▶ Aim:
Write out every entry precisely as given, leaving the pictures out.

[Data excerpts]
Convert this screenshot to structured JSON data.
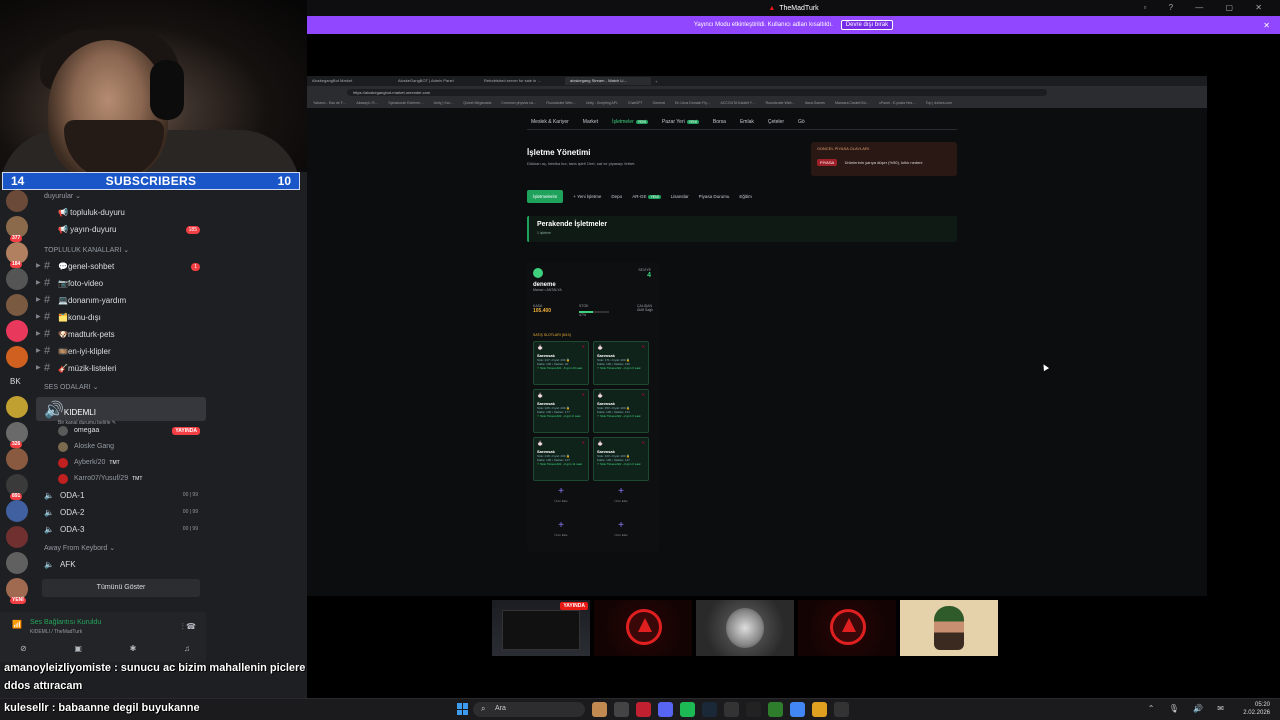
{
  "subscribers_bar": {
    "left": "14",
    "title": "SUBSCRIBERS",
    "right": "10"
  },
  "discord": {
    "guild_badges": [
      "377",
      "184",
      "326",
      "891"
    ],
    "bk_label": "BK",
    "new_label": "YENİ",
    "categories": {
      "duyurular": "duyurular ⌄",
      "topluluk": "TOPLULUK KANALLARI ⌄",
      "ses": "SES ODALARI ⌄",
      "afk": "Away From Keybord ⌄"
    },
    "top_channels": [
      {
        "name": "📢 topluluk-duyuru",
        "count": ""
      },
      {
        "name": "📢 yayın-duyuru",
        "count": "185"
      }
    ],
    "text_channels": [
      {
        "name": "💬genel-sohbet",
        "count": "1"
      },
      {
        "name": "📷foto-video",
        "count": ""
      },
      {
        "name": "💻donanım-yardım",
        "count": ""
      },
      {
        "name": "🗂️konu-dışı",
        "count": ""
      },
      {
        "name": "🐶madturk-pets",
        "count": ""
      },
      {
        "name": "🎞️en-iyi-klipler",
        "count": ""
      },
      {
        "name": "🎸müzik-listeleri",
        "count": ""
      }
    ],
    "active_voice": {
      "name": "KIDEMLI",
      "status": "Bir kanal durumu belirle ✎"
    },
    "voice_users": [
      {
        "name": "omegaa",
        "badge": "YAYINDA",
        "tag": ""
      },
      {
        "name": "Aloske Gang",
        "badge": "",
        "tag": ""
      },
      {
        "name": "Ayberk/20",
        "badge": "",
        "tag": "TMT"
      },
      {
        "name": "Karro07/Yusuf/29",
        "badge": "",
        "tag": "TMT"
      }
    ],
    "rooms": [
      {
        "name": "ODA-1",
        "count": "00 | 99"
      },
      {
        "name": "ODA-2",
        "count": "00 | 99"
      },
      {
        "name": "ODA-3",
        "count": "00 | 99"
      }
    ],
    "afk_room": "AFK",
    "show_all": "Tümünü Göster",
    "user_panel": {
      "status": "Ses Bağlantısı Kuruldu",
      "sub": "KIDEMLI / TheMadTurk"
    }
  },
  "twitch": {
    "window_title": "TheMadTurk",
    "banner_text": "Yayıncı Modu etkinleştirildi. Kullanıcı adları kısaltıldı.",
    "banner_button": "Devre dışı bırak"
  },
  "browser": {
    "tabs": [
      "AloskegangBot Market",
      "AloskeGangBOT | Admin Panel",
      "Refurbished server for sale in …",
      "aloskegang Stream - Watch Li…"
    ],
    "url": "https://aloskegangbot-market.onrender.com",
    "bookmarks": [
      "Yabancı - Eau de F…",
      "Akasaylı / E…",
      "Spinakorde Extreme…",
      "Unity | Kar…",
      "Quizet Megacasts",
      "Common physics ca…",
      "Roundcube Web…",
      "Unity - Scripting API:",
      "ChatGPT",
      "General",
      "En Ucuz Domain Fiy…",
      "ACCOUTA Kalabit Y…",
      "Roundcube Web…",
      "Itaca Games",
      "Mancara Casket Bü…",
      "cPanel - E-posta Hes…",
      "Top | dollurs.com"
    ]
  },
  "site": {
    "nav": [
      {
        "label": "Meslek & Kariyer",
        "active": false,
        "new": ""
      },
      {
        "label": "Market",
        "active": false,
        "new": ""
      },
      {
        "label": "İşletmeler",
        "active": true,
        "new": "YENİ"
      },
      {
        "label": "Pazar Yeri",
        "active": false,
        "new": "YENİ"
      },
      {
        "label": "Borsa",
        "active": false,
        "new": ""
      },
      {
        "label": "Emlak",
        "active": false,
        "new": ""
      },
      {
        "label": "Çeteler",
        "active": false,
        "new": ""
      },
      {
        "label": "Gö",
        "active": false,
        "new": ""
      }
    ],
    "page_title": "İşletme Yönetimi",
    "page_desc": "Dükkan aç, fabrika kur, tarla işlet! Üret, sat ve piyasayı fethet.",
    "market_title": "GÜNCEL PİYASA OLAYLARI",
    "market_tag": "PİYASA",
    "market_text": "Ürünlerinin yarıya düşer (%50), kıtlık nedeni",
    "actions": [
      "İşletmelerim",
      "+ Yeni İşletme",
      "Depo",
      "AR-GE",
      "Lisanslar",
      "Piyasa Durumu",
      "Eğitim"
    ],
    "actions_new_tag": "YENİ",
    "section_title": "Perakende İşletmeler",
    "section_sub": "1 işletme",
    "business": {
      "level_label": "SEVİYE",
      "level": "4",
      "name": "deneme",
      "location": "Manav • ANTALYA",
      "kasa_label": "KASA",
      "kasa_value": "105.400",
      "stok_label": "STOK",
      "stok_value": "47%",
      "stok_level": 0.47,
      "calisan_label": "ÇALIŞAN",
      "calisan_value": "Atölf Sağlı",
      "slots_title": "SATIŞ SLOTLARI (6/10)",
      "slots": [
        {
          "name": "Sarımsak",
          "l1": "Stok: 247 • Fiyat: 200 🔒",
          "l2": "Kalite: 100 • Satılan: 20",
          "l3": "⚡ Stok Tükenebilir ~5 gün 20 saat"
        },
        {
          "name": "Sarımsak",
          "l1": "Stok: 171 • Fiyat: 200 🔒",
          "l2": "Kalite: 100 • Satılan: 160",
          "l3": "⚡ Stok Tükenebilir ~3 gün 6 saat"
        },
        {
          "name": "Sarımsak",
          "l1": "Stok: 226 • Fiyat: 200 🔒",
          "l2": "Kalite: 100 • Satılan: 177",
          "l3": "⚡ Stok Tükenebilir ~3 gün 0 saat"
        },
        {
          "name": "Sarımsak",
          "l1": "Stok: 253 • Fiyat: 200 🔒",
          "l2": "Kalite: 100 • Satılan: 141",
          "l3": "⚡ Stok Tükenebilir ~2 gün 6 saat"
        },
        {
          "name": "Sarımsak",
          "l1": "Stok: 218 • Fiyat: 200 🔒",
          "l2": "Kalite: 100 • Satılan: 107",
          "l3": "⚡ Stok Tükenebilir ~3 gün 11 saat"
        },
        {
          "name": "Sarımsak",
          "l1": "Stok: 103 • Fiyat: 200 🔒",
          "l2": "Kalite: 100 • Satılan: 147",
          "l3": "⚡ Stok Tükenebilir ~3 gün 0 saat"
        }
      ],
      "add_label": "Ürün Ekle"
    }
  },
  "thumbs": {
    "live_label": "YAYINDA"
  },
  "chat": [
    {
      "user": "amanoyleizliyomiste",
      "msg": ": sunucu ac bizim mahallenin piclere"
    },
    {
      "user": "",
      "msg": "ddos attıracam"
    },
    {
      "user": "kulesellr",
      "msg": ": babaanne degil buyukanne"
    }
  ],
  "taskbar": {
    "search": "Ara",
    "time": "05:20",
    "date": "2.02.2026"
  }
}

▶ Completed task:
Convert this screenshot to structured JSON data.
{
  "subscribers_bar": {
    "left": "14",
    "title": "SUBSCRIBERS",
    "right": "10"
  },
  "discord": {
    "guild_badges": [
      "377",
      "184",
      "326",
      "891"
    ],
    "bk_label": "BK",
    "new_label": "YENİ",
    "categories": {
      "duyurular": "duyurular ⌄",
      "topluluk": "TOPLULUK KANALLARI ⌄",
      "ses": "SES ODALARI ⌄",
      "afk": "Away From Keybord ⌄"
    },
    "top_channels": [
      {
        "name": "📢 topluluk-duyuru",
        "count": ""
      },
      {
        "name": "📢 yayın-duyuru",
        "count": "185"
      }
    ],
    "text_channels": [
      {
        "name": "💬genel-sohbet",
        "count": "1"
      },
      {
        "name": "📷foto-video",
        "count": ""
      },
      {
        "name": "💻donanım-yardım",
        "count": ""
      },
      {
        "name": "🗂️konu-dışı",
        "count": ""
      },
      {
        "name": "🐶madturk-pets",
        "count": ""
      },
      {
        "name": "🎞️en-iyi-klipler",
        "count": ""
      },
      {
        "name": "🎸müzik-listeleri",
        "count": ""
      }
    ],
    "active_voice": {
      "name": "KIDEMLI",
      "status": "Bir kanal durumu belirle ✎"
    },
    "voice_users": [
      {
        "name": "omegaa",
        "badge": "YAYINDA",
        "tag": ""
      },
      {
        "name": "Aloske Gang",
        "badge": "",
        "tag": ""
      },
      {
        "name": "Ayberk/20",
        "badge": "",
        "tag": "TMT"
      },
      {
        "name": "Karro07/Yusuf/29",
        "badge": "",
        "tag": "TMT"
      }
    ],
    "rooms": [
      {
        "name": "ODA-1",
        "count": "00 | 99"
      },
      {
        "name": "ODA-2",
        "count": "00 | 99"
      },
      {
        "name": "ODA-3",
        "count": "00 | 99"
      }
    ],
    "afk_room": "AFK",
    "show_all": "Tümünü Göster",
    "user_panel": {
      "status": "Ses Bağlantısı Kuruldu",
      "sub": "KIDEMLI / TheMadTurk"
    }
  },
  "twitch": {
    "window_title": "TheMadTurk",
    "banner_text": "Yayıncı Modu etkinleştirildi. Kullanıcı adları kısaltıldı.",
    "banner_button": "Devre dışı bırak"
  },
  "browser": {
    "tabs": [
      "AloskegangBot Market",
      "AloskeGangBOT | Admin Panel",
      "Refurbished server for sale in …",
      "aloskegang Stream - Watch Li…"
    ],
    "url": "https://aloskegangbot-market.onrender.com",
    "bookmarks": [
      "Yabancı - Eau de F…",
      "Akasaylı / E…",
      "Spinakorde Extreme…",
      "Unity | Kar…",
      "Quizet Megacasts",
      "Common physics ca…",
      "Roundcube Web…",
      "Unity - Scripting API:",
      "ChatGPT",
      "General",
      "En Ucuz Domain Fiy…",
      "ACCOUTA Kalabit Y…",
      "Roundcube Web…",
      "Itaca Games",
      "Mancara Casket Bü…",
      "cPanel - E-posta Hes…",
      "Top | dollurs.com"
    ]
  },
  "site": {
    "nav": [
      {
        "label": "Meslek & Kariyer",
        "active": false,
        "new": ""
      },
      {
        "label": "Market",
        "active": false,
        "new": ""
      },
      {
        "label": "İşletmeler",
        "active": true,
        "new": "YENİ"
      },
      {
        "label": "Pazar Yeri",
        "active": false,
        "new": "YENİ"
      },
      {
        "label": "Borsa",
        "active": false,
        "new": ""
      },
      {
        "label": "Emlak",
        "active": false,
        "new": ""
      },
      {
        "label": "Çeteler",
        "active": false,
        "new": ""
      },
      {
        "label": "Gö",
        "active": false,
        "new": ""
      }
    ],
    "page_title": "İşletme Yönetimi",
    "page_desc": "Dükkan aç, fabrika kur, tarla işlet! Üret, sat ve piyasayı fethet.",
    "market_title": "GÜNCEL PİYASA OLAYLARI",
    "market_tag": "PİYASA",
    "market_text": "Ürünlerinin yarıya düşer (%50), kıtlık nedeni",
    "actions": [
      "İşletmelerim",
      "+ Yeni İşletme",
      "Depo",
      "AR-GE",
      "Lisanslar",
      "Piyasa Durumu",
      "Eğitim"
    ],
    "actions_new_tag": "YENİ",
    "section_title": "Perakende İşletmeler",
    "section_sub": "1 işletme",
    "business": {
      "level_label": "SEVİYE",
      "level": "4",
      "name": "deneme",
      "location": "Manav • ANTALYA",
      "kasa_label": "KASA",
      "kasa_value": "105.400",
      "stok_label": "STOK",
      "stok_value": "47%",
      "stok_level": 0.47,
      "calisan_label": "ÇALIŞAN",
      "calisan_value": "Atölf Sağlı",
      "slots_title": "SATIŞ SLOTLARI (6/10)",
      "slots": [
        {
          "name": "Sarımsak",
          "l1": "Stok: 247 • Fiyat: 200 🔒",
          "l2": "Kalite: 100 • Satılan: 20",
          "l3": "⚡ Stok Tükenebilir ~5 gün 20 saat"
        },
        {
          "name": "Sarımsak",
          "l1": "Stok: 171 • Fiyat: 200 🔒",
          "l2": "Kalite: 100 • Satılan: 160",
          "l3": "⚡ Stok Tükenebilir ~3 gün 6 saat"
        },
        {
          "name": "Sarımsak",
          "l1": "Stok: 226 • Fiyat: 200 🔒",
          "l2": "Kalite: 100 • Satılan: 177",
          "l3": "⚡ Stok Tükenebilir ~3 gün 0 saat"
        },
        {
          "name": "Sarımsak",
          "l1": "Stok: 253 • Fiyat: 200 🔒",
          "l2": "Kalite: 100 • Satılan: 141",
          "l3": "⚡ Stok Tükenebilir ~2 gün 6 saat"
        },
        {
          "name": "Sarımsak",
          "l1": "Stok: 218 • Fiyat: 200 🔒",
          "l2": "Kalite: 100 • Satılan: 107",
          "l3": "⚡ Stok Tükenebilir ~3 gün 11 saat"
        },
        {
          "name": "Sarımsak",
          "l1": "Stok: 103 • Fiyat: 200 🔒",
          "l2": "Kalite: 100 • Satılan: 147",
          "l3": "⚡ Stok Tükenebilir ~3 gün 0 saat"
        }
      ],
      "add_label": "Ürün Ekle"
    }
  },
  "thumbs": {
    "live_label": "YAYINDA"
  },
  "chat": [
    {
      "user": "amanoyleizliyomiste",
      "msg": ": sunucu ac bizim mahallenin piclere"
    },
    {
      "user": "",
      "msg": "ddos attıracam"
    },
    {
      "user": "kulesellr",
      "msg": ": babaanne degil buyukanne"
    }
  ],
  "taskbar": {
    "search": "Ara",
    "time": "05:20",
    "date": "2.02.2026"
  }
}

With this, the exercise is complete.